Aim of the exercise: Pull every line that holds the word "last" from the entries.

··· Records provided ···

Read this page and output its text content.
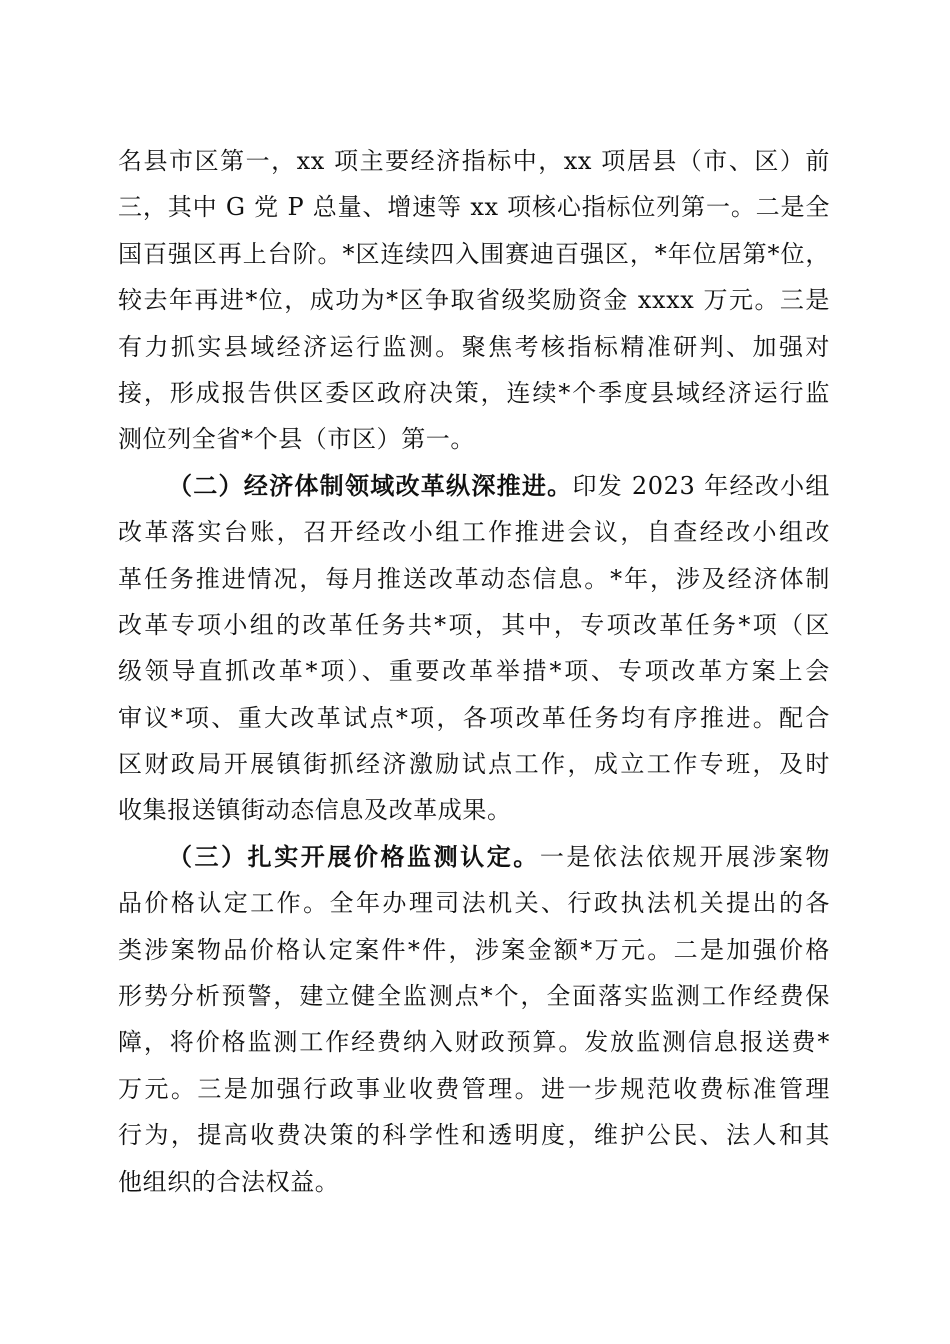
名县市区第一，xx 项主要经济指标中，xx 项居县（市、区）前
三，其中 G 党 P 总量、增速等 xx 项核心指标位列第一。二是全
国百强区再上台阶。*区连续四入围赛迪百强区，*年位居第*位，
较去年再进*位，成功为*区争取省级奖励资金 xxxx 万元。三是
有力抓实县域经济运行监测。聚焦考核指标精准研判、加强对
接，形成报告供区委区政府决策，连续*个季度县域经济运行监
测位列全省*个县（市区）第一。
（二）经济体制领域改革纵深推进。印发 2023 年经改小组
改革落实台账，召开经改小组工作推进会议，自查经改小组改
革任务推进情况，每月推送改革动态信息。*年，涉及经济体制
改革专项小组的改革任务共*项，其中，专项改革任务*项（区
级领导直抓改革*项）、重要改革举措*项、专项改革方案上会
审议*项、重大改革试点*项，各项改革任务均有序推进。配合
区财政局开展镇街抓经济激励试点工作，成立工作专班，及时
收集报送镇街动态信息及改革成果。
（三）扎实开展价格监测认定。一是依法依规开展涉案物
品价格认定工作。全年办理司法机关、行政执法机关提出的各
类涉案物品价格认定案件*件，涉案金额*万元。二是加强价格
形势分析预警，建立健全监测点*个，全面落实监测工作经费保
障，将价格监测工作经费纳入财政预算。发放监测信息报送费*
万元。三是加强行政事业收费管理。进一步规范收费标准管理
行为，提高收费决策的科学性和透明度，维护公民、法人和其
他组织的合法权益。
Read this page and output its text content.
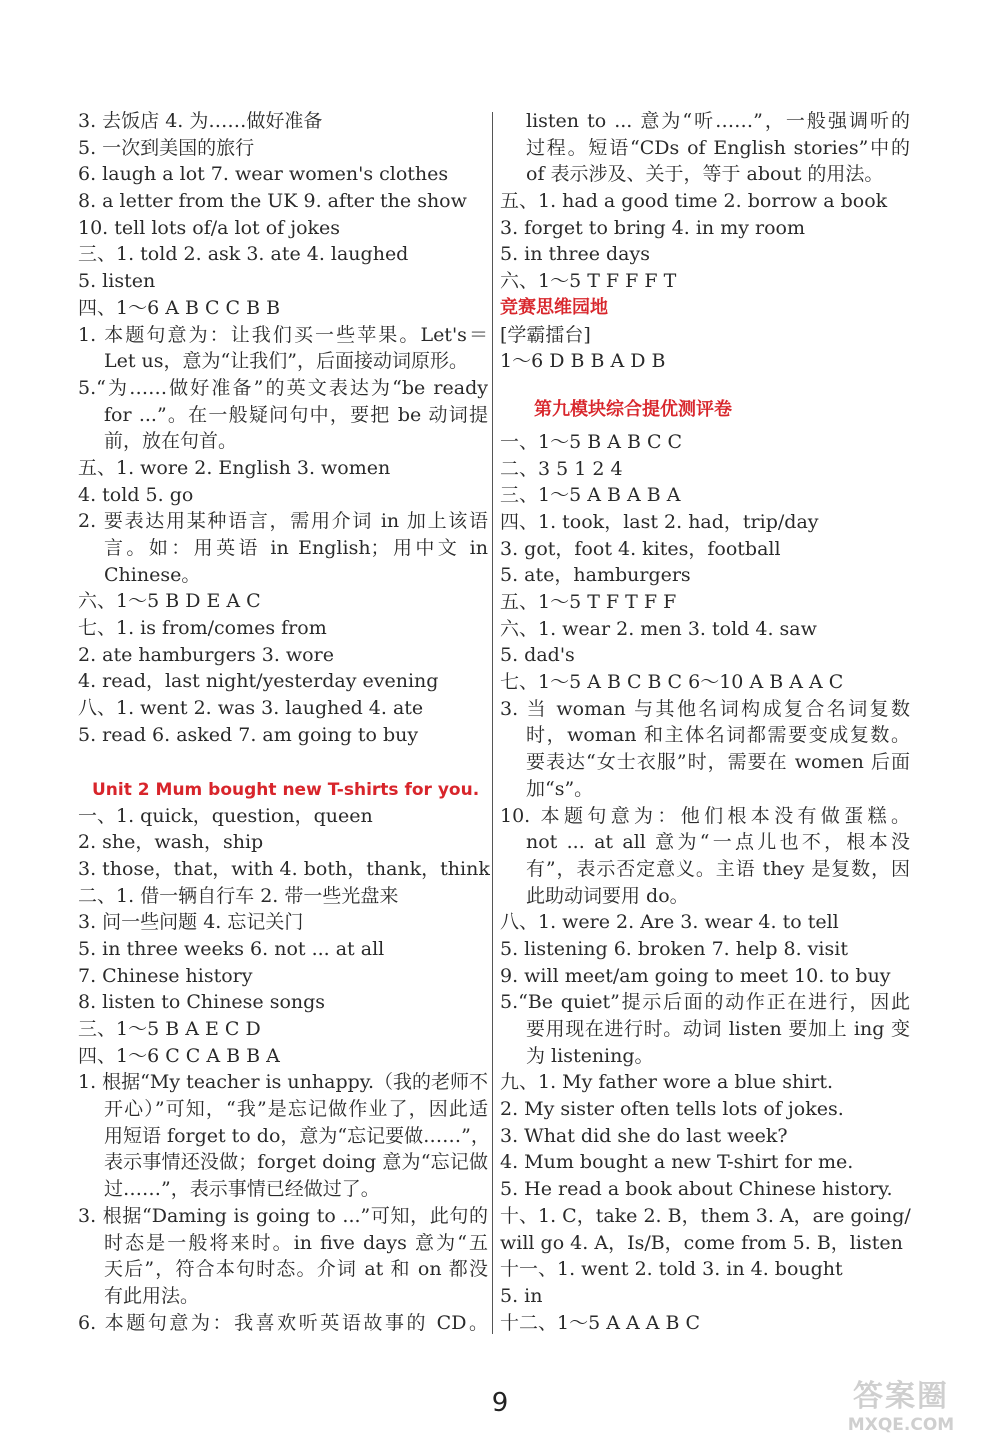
3. 去饭店 4. 为……做好准备
5. 一次到美国的旅行
6. laugh a lot 7. wear women's clothes
8. a letter from the UK 9. after the show
10. tell lots of/a lot of jokes
三、1. told 2. ask 3. ate 4. laughed
5. listen
四、1～6 A B C C B B
1. 本题句意为：让我们买一些苹果。Let's＝
Let us，意为“让我们”，后面接动词原形。
5.“为……做好准备”的英文表达为“be ready
for ...”。在一般疑问句中，要把 be 动词提
前，放在句首。
五、1. wore 2. English 3. women
4. told 5. go
2. 要表达用某种语言，需用介词 in 加上该语
言。如：用英语 in English；用中文 in
Chinese。
六、1～5 B D E A C
七、1. is from/comes from
2. ate hamburgers 3. wore
4. read，last night/yesterday evening
八、1. went 2. was 3. laughed 4. ate
5. read 6. asked 7. am going to buy
Unit 2 Mum bought new T-shirts for you.
一、1. quick，question，queen
2. she，wash，ship
3. those，that，with 4. both，thank，think
二、1. 借一辆自行车 2. 带一些光盘来
3. 问一些问题 4. 忘记关门
5. in three weeks 6. not ... at all
7. Chinese history
8. listen to Chinese songs
三、1～5 B A E C D
四、1～6 C C A B B A
1. 根据“My teacher is unhappy.（我的老师不
开心）”可知，“我”是忘记做作业了，因此适
用短语 forget to do，意为“忘记要做……”，
表示事情还没做；forget doing 意为“忘记做
过……”，表示事情已经做过了。
3. 根据“Daming is going to ...”可知，此句的
时态是一般将来时。in five days 意为“五
天后”，符合本句时态。介词 at 和 on 都没
有此用法。
6. 本题句意为：我喜欢听英语故事的 CD。
listen to ... 意为“听……”，一般强调听的
过程。短语“CDs of English stories”中的
of 表示涉及、关于，等于 about 的用法。
五、1. had a good time 2. borrow a book
3. forget to bring 4. in my room
5. in three days
六、1～5 T F F F T
竞赛思维园地
[学霸擂台]
1～6 D B B A D B
第九模块综合提优测评卷
一、1～5 B A B C C
二、3 5 1 2 4
三、1～5 A B A B A
四、1. took，last 2. had，trip/day
3. got，foot 4. kites，football
5. ate，hamburgers
五、1～5 T F T F F
六、1. wear 2. men 3. told 4. saw
5. dad's
七、1～5 A B C B C 6～10 A B A A C
3. 当 woman 与其他名词构成复合名词复数
时，woman 和主体名词都需要变成复数。
要表达“女士衣服”时，需要在 women 后面
加“s”。
10. 本题句意为：他们根本没有做蛋糕。
not ... at all 意为“一点儿也不，根本没
有”，表示否定意义。主语 they 是复数，因
此助动词要用 do。
八、1. were 2. Are 3. wear 4. to tell
5. listening 6. broken 7. help 8. visit
9. will meet/am going to meet 10. to buy
5.“Be quiet”提示后面的动作正在进行，因此
要用现在进行时。动词 listen 要加上 ing 变
为 listening。
九、1. My father wore a blue shirt.
2. My sister often tells lots of jokes.
3. What did she do last week?
4. Mum bought a new T-shirt for me.
5. He read a book about Chinese history.
十、1. C，take 2. B，them 3. A，are going/
will go 4. A，Is/B，come from 5. B，listen
十一、1. went 2. told 3. in 4. bought
5. in
十二、1～5 A A A B C
9	答案圈
MXQE.COM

···

Output for this task:
4. read，last night/yesterday evening
四、1. took，last 2. had，trip/day
3. What did she do last week?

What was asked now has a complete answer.